SUPPLIED MATERIAL:
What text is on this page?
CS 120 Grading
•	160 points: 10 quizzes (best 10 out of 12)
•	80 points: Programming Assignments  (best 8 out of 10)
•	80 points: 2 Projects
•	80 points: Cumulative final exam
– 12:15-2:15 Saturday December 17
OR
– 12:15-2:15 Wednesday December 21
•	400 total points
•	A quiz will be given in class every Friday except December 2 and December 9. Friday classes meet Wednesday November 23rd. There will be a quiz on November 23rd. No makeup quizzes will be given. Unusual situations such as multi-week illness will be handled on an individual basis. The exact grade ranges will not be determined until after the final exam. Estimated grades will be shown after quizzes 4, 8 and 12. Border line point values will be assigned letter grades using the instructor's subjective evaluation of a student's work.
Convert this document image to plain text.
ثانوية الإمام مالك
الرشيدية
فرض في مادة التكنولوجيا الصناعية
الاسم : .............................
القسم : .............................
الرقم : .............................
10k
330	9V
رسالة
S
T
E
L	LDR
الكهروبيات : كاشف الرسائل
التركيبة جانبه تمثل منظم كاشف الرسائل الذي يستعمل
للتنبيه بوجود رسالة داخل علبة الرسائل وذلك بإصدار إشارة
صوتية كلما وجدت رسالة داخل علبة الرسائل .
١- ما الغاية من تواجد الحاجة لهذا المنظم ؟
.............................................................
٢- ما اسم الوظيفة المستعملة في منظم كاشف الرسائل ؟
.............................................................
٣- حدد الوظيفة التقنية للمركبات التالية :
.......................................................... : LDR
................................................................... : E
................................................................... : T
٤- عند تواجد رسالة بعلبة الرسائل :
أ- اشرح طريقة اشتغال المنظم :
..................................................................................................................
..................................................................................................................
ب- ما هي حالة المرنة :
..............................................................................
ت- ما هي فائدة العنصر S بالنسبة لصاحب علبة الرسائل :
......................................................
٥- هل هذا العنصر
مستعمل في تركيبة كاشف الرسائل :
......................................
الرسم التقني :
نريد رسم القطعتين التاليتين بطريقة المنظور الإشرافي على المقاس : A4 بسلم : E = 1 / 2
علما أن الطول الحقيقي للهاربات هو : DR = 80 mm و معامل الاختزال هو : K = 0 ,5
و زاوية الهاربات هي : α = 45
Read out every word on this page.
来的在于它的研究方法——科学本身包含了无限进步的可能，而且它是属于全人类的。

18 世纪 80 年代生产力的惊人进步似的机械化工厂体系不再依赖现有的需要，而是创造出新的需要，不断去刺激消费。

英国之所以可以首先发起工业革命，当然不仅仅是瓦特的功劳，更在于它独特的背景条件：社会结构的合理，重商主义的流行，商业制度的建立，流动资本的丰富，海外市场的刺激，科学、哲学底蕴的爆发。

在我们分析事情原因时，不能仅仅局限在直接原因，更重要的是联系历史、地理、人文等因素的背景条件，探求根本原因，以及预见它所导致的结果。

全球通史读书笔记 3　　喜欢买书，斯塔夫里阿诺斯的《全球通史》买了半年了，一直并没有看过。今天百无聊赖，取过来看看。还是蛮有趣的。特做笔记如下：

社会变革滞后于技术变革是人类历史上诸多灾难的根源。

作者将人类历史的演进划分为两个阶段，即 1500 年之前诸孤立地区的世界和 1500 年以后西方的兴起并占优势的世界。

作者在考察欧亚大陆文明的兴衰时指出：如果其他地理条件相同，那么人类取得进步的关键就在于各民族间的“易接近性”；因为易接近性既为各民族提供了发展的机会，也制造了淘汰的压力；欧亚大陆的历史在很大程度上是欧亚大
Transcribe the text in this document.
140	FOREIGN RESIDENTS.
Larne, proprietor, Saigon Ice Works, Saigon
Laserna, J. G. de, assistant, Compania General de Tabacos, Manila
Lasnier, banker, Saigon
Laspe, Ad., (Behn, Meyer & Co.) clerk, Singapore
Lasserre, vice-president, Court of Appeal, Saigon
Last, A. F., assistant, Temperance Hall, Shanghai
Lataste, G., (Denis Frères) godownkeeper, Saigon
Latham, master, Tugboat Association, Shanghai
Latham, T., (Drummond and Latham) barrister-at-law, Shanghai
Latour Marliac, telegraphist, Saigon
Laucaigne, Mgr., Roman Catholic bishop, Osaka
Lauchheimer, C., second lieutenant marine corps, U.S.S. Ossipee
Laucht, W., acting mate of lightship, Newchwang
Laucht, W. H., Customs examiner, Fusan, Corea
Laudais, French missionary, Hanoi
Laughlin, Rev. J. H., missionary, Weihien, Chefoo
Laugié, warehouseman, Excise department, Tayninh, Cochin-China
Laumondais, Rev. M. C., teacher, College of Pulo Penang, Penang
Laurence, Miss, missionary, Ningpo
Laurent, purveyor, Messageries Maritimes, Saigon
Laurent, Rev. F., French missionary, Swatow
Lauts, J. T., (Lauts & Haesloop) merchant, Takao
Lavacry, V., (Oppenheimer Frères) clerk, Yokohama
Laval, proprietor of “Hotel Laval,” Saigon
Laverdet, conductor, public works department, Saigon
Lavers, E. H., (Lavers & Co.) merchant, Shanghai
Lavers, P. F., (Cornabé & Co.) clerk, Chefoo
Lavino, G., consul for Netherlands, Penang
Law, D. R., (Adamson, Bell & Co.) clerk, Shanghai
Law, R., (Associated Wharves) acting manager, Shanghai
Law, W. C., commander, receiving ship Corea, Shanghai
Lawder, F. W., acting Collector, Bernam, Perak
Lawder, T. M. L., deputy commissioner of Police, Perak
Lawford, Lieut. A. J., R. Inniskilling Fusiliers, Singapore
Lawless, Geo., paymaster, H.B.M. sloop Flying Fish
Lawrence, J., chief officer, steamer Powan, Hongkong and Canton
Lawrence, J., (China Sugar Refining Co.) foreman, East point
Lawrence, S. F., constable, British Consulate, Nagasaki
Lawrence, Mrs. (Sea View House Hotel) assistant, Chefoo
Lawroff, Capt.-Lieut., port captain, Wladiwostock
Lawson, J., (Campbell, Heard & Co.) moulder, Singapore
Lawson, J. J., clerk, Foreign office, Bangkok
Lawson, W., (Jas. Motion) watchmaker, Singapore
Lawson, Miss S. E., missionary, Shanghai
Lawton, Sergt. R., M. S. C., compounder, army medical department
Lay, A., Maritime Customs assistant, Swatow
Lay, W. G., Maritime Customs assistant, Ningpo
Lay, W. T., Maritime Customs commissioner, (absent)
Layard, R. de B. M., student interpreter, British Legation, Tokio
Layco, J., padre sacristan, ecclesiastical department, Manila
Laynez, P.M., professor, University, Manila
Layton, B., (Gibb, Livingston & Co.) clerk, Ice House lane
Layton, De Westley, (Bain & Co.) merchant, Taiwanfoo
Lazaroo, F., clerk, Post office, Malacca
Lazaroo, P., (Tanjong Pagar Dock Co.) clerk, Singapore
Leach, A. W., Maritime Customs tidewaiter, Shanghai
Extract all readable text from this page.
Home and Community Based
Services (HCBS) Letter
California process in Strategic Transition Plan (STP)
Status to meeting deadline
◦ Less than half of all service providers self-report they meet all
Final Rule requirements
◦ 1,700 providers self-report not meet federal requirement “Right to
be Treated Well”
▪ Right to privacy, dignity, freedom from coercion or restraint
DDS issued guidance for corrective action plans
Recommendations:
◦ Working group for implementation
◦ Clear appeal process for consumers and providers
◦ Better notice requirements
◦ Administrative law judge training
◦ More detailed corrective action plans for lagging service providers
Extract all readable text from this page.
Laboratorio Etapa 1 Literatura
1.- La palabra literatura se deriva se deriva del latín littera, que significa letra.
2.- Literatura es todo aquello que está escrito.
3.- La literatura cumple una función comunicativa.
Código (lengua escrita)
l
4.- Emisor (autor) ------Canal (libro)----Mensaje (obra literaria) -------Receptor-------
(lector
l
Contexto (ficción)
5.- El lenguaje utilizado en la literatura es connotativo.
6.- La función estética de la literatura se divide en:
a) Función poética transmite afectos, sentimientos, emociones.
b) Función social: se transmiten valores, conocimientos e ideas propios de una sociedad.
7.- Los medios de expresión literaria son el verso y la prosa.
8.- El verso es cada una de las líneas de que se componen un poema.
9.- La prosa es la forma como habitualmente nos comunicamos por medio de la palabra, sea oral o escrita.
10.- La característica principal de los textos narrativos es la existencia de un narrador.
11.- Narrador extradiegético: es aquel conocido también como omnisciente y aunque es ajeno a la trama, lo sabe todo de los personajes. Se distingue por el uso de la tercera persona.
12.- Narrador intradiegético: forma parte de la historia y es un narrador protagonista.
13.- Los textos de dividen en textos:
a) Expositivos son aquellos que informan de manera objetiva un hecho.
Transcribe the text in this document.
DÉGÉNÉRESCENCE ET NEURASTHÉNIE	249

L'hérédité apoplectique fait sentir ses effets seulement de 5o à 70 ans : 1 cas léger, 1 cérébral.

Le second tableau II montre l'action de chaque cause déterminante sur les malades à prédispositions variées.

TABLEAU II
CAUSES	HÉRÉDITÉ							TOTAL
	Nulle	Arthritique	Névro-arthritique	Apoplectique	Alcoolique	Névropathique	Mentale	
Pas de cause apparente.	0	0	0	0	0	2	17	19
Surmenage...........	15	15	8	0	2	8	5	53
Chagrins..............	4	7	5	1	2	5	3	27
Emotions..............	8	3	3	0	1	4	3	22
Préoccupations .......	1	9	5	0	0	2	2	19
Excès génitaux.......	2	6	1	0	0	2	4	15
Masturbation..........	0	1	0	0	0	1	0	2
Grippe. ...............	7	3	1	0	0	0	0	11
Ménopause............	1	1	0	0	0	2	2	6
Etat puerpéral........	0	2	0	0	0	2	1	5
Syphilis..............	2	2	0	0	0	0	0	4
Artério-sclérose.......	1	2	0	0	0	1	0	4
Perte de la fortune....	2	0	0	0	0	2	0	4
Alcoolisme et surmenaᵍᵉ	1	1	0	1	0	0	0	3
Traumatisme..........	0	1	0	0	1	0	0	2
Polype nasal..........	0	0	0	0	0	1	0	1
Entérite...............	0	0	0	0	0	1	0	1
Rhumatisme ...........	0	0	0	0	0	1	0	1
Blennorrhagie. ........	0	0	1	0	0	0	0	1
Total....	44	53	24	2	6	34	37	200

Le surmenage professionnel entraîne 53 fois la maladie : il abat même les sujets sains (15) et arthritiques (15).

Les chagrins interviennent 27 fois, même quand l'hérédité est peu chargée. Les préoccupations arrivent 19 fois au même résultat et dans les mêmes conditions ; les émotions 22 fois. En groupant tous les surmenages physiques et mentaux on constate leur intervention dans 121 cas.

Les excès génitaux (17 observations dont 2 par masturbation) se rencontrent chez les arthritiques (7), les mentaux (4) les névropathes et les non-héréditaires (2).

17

AIM:
Using the entries above, return each line that includes the word "Frères".

FINAL RESULT:
Lataste, G., (Denis Frères) godownkeeper, Saigon
Lavacry, V., (Oppenheimer Frères) clerk, Yokohama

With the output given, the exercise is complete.